_Objective_: Wherever the string "Herrn" shows up in a line, count that line. Give the total alone.

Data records

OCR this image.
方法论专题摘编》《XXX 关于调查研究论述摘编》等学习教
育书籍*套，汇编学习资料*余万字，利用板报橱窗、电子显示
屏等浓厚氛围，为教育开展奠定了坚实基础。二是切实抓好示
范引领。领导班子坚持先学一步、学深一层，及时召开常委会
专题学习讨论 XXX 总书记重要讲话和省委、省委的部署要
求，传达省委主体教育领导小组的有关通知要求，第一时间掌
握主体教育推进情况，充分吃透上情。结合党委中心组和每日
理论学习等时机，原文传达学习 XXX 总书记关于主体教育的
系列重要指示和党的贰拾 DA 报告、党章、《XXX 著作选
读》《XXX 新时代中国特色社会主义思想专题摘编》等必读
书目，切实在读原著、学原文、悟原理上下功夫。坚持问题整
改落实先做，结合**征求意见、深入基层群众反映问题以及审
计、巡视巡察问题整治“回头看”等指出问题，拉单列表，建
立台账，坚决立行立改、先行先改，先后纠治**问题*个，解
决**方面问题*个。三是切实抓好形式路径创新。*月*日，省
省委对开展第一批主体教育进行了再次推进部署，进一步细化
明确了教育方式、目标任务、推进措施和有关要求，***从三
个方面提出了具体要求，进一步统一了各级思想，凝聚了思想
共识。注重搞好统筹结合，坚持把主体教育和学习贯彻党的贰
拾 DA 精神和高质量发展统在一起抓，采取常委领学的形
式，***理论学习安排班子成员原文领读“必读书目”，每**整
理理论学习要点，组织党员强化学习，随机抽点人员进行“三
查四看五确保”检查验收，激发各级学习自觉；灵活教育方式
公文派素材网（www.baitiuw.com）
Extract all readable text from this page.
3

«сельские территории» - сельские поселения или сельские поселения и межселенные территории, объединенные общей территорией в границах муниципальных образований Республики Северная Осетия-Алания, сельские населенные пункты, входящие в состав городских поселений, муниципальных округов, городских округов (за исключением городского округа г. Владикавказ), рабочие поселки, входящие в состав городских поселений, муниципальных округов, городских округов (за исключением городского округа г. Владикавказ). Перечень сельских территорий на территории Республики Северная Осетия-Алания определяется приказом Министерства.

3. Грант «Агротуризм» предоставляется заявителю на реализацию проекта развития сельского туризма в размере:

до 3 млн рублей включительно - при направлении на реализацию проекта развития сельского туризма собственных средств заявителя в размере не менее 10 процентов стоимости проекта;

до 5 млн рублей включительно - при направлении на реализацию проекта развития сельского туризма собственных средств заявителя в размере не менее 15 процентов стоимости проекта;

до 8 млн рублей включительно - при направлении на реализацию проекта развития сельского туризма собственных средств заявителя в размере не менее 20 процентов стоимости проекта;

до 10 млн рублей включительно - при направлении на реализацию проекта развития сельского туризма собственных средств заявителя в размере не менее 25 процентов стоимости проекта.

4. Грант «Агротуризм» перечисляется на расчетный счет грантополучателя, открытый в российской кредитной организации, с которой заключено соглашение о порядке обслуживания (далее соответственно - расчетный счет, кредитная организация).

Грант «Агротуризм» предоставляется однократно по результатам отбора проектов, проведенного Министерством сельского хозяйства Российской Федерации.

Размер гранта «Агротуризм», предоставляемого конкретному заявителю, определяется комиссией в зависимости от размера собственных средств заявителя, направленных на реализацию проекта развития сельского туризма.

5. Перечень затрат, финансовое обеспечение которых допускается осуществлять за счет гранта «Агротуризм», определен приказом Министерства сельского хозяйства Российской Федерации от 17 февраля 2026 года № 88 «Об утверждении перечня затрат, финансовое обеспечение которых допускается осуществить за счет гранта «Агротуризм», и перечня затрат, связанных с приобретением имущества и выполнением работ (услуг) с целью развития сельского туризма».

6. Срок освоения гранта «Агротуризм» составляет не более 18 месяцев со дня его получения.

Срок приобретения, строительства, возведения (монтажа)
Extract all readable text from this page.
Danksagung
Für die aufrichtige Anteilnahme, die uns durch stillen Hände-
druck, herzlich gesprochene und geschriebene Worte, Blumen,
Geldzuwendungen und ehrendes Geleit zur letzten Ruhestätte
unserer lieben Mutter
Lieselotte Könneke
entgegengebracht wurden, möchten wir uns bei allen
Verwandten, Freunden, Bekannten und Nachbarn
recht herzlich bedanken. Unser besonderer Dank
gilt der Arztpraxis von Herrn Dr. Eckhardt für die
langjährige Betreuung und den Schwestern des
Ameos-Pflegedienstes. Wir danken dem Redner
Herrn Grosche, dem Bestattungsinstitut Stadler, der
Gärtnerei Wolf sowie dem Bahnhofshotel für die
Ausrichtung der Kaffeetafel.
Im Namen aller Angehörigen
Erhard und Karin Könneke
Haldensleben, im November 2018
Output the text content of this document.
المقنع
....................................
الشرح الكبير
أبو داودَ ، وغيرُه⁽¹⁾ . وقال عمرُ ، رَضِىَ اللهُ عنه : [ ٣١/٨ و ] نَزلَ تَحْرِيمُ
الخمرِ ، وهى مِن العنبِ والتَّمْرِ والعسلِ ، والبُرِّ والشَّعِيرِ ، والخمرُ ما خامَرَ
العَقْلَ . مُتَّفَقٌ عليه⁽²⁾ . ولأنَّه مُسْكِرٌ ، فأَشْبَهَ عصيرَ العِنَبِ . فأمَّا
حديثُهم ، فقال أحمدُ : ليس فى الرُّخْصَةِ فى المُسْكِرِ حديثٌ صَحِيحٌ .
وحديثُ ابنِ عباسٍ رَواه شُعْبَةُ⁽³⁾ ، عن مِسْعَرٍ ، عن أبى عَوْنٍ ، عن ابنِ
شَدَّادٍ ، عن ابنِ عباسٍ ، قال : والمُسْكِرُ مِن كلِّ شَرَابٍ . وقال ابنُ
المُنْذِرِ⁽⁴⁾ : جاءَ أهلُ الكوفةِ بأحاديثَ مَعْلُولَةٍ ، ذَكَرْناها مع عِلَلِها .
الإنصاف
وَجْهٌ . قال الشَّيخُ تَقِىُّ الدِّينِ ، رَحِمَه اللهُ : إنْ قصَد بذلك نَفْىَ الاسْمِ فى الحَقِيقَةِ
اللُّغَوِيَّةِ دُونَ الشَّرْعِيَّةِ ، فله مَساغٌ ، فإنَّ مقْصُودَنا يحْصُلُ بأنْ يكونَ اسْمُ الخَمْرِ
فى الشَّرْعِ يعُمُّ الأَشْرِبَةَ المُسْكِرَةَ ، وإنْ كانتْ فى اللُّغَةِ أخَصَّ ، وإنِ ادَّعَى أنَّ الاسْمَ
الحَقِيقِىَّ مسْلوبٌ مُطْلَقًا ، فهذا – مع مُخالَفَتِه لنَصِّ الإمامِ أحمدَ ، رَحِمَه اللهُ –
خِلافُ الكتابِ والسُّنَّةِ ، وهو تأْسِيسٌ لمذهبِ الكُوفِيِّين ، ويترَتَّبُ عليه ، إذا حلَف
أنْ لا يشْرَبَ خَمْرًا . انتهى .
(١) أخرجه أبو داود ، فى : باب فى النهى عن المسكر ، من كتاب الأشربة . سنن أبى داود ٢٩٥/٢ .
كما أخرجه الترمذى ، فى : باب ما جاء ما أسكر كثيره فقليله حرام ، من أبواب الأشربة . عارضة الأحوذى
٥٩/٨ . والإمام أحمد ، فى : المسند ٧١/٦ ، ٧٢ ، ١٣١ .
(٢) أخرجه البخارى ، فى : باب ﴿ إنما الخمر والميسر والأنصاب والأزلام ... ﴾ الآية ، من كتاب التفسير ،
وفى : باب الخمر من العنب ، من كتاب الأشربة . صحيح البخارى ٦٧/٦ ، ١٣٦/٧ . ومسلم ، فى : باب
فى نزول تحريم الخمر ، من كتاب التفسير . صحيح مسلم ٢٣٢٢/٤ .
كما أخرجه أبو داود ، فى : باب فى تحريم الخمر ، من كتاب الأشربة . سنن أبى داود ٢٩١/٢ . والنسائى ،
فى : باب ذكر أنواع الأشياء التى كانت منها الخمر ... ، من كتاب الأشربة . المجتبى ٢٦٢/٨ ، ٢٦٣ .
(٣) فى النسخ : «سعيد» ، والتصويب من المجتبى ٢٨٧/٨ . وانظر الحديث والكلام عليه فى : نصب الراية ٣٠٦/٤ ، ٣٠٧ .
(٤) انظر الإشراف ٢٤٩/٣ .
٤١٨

_Answer to this exercise_: 2